*Material shown*
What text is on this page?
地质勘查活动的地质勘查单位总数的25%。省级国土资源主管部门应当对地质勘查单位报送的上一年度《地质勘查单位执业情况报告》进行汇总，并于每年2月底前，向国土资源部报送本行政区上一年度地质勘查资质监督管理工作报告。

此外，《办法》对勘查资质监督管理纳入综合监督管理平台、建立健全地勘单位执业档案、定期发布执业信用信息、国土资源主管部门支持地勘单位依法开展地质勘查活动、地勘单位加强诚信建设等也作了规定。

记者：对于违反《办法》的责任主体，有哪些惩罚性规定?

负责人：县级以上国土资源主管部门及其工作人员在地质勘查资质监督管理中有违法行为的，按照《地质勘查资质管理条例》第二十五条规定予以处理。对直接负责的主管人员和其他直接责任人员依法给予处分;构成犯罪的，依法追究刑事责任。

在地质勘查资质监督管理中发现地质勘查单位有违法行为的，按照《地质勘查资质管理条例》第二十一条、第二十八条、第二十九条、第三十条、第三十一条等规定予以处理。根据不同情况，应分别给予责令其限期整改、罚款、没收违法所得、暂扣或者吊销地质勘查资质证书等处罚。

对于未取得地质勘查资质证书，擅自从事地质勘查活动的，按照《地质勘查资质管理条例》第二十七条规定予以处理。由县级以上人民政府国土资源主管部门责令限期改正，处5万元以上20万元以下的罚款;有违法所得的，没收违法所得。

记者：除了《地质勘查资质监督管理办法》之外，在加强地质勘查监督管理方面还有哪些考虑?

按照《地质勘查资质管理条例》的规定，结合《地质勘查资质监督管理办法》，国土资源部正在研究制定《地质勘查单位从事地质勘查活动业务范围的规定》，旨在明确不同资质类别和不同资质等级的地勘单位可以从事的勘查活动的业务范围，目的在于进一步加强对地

*Task statement*
Using the data above, print every record exactly as shown.

*Output below*
What text is on this page?
地质勘查活动的地质勘查单位总数的25%。省级国土资源主管部门应当对地质勘查单位报送的上一年度《地质勘查单位执业情况报告》进行汇总，并于每年2月底前，向国土资源部报送本行政区上一年度地质勘查资质监督管理工作报告。

此外，《办法》对勘查资质监督管理纳入综合监督管理平台、建立健全地勘单位执业档案、定期发布执业信用信息、国土资源主管部门支持地勘单位依法开展地质勘查活动、地勘单位加强诚信建设等也作了规定。

记者：对于违反《办法》的责任主体，有哪些惩罚性规定?

负责人：县级以上国土资源主管部门及其工作人员在地质勘查资质监督管理中有违法行为的，按照《地质勘查资质管理条例》第二十五条规定予以处理。对直接负责的主管人员和其他直接责任人员依法给予处分;构成犯罪的，依法追究刑事责任。

在地质勘查资质监督管理中发现地质勘查单位有违法行为的，按照《地质勘查资质管理条例》第二十一条、第二十八条、第二十九条、第三十条、第三十一条等规定予以处理。根据不同情况，应分别给予责令其限期整改、罚款、没收违法所得、暂扣或者吊销地质勘查资质证书等处罚。

对于未取得地质勘查资质证书，擅自从事地质勘查活动的，按照《地质勘查资质管理条例》第二十七条规定予以处理。由县级以上人民政府国土资源主管部门责令限期改正，处5万元以上20万元以下的罚款;有违法所得的，没收违法所得。

记者：除了《地质勘查资质监督管理办法》之外，在加强地质勘查监督管理方面还有哪些考虑?

按照《地质勘查资质管理条例》的规定，结合《地质勘查资质监督管理办法》，国土资源部正在研究制定《地质勘查单位从事地质勘查活动业务范围的规定》，旨在明确不同资质类别和不同资质等级的地勘单位可以从事的勘查活动的业务范围，目的在于进一步加强对地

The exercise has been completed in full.